[Dataset entries]
-------------------------

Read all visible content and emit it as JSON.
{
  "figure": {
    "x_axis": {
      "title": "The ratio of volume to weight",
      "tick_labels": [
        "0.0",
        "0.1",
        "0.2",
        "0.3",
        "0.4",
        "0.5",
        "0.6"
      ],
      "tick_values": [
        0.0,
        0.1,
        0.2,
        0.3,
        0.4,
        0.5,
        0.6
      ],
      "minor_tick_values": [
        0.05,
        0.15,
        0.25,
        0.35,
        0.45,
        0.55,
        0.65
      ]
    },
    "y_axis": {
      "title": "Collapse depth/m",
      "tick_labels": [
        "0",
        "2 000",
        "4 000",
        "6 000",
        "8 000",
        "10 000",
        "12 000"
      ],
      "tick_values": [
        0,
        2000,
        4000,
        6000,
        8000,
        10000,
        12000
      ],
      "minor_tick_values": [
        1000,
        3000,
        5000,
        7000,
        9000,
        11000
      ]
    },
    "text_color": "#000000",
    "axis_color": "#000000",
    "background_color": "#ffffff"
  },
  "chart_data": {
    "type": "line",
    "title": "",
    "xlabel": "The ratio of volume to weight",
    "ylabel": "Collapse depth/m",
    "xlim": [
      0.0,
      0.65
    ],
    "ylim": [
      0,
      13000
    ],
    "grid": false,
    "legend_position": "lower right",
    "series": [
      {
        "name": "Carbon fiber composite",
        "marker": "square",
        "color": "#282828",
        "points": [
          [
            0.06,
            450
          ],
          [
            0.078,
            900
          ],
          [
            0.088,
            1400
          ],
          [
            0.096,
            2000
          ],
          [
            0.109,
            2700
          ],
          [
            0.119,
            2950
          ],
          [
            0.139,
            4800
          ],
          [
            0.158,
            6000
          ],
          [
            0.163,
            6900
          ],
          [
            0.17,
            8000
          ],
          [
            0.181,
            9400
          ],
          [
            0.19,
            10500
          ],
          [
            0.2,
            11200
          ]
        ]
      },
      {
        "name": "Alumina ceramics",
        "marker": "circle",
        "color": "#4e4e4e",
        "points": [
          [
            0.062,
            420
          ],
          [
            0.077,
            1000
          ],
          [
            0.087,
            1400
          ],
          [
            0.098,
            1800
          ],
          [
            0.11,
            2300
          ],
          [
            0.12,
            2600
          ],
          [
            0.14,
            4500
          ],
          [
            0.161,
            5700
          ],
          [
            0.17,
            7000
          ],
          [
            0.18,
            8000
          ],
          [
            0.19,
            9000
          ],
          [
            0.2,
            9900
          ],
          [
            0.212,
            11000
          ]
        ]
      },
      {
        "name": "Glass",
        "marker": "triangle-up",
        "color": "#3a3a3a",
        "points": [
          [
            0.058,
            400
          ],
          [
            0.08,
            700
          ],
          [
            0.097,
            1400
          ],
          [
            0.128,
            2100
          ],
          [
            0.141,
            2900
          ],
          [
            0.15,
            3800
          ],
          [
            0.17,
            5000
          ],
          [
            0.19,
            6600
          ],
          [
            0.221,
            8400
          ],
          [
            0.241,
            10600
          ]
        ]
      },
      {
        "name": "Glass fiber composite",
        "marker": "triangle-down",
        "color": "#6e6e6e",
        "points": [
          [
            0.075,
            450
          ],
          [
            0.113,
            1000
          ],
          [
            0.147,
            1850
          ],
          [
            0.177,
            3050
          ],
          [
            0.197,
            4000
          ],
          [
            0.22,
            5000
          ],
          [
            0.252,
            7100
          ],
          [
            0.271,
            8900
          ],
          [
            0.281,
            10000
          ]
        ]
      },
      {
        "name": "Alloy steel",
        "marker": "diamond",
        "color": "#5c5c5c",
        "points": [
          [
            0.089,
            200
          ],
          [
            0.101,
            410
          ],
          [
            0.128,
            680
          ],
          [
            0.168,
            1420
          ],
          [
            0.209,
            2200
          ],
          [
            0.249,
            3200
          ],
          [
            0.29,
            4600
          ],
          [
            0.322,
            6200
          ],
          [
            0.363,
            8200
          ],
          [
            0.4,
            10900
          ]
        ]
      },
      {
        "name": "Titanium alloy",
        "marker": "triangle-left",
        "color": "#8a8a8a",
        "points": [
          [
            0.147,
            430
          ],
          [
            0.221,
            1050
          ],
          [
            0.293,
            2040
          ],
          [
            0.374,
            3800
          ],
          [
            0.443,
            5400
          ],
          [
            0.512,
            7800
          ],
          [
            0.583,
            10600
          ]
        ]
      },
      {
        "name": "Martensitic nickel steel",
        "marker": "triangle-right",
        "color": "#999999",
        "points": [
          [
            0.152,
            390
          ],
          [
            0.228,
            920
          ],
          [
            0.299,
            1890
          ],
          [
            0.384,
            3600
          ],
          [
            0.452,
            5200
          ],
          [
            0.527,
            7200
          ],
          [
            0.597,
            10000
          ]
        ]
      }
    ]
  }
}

-------------------------

Every line that holds the word "depth" counts once; state the total number of such lines and nothing else.

2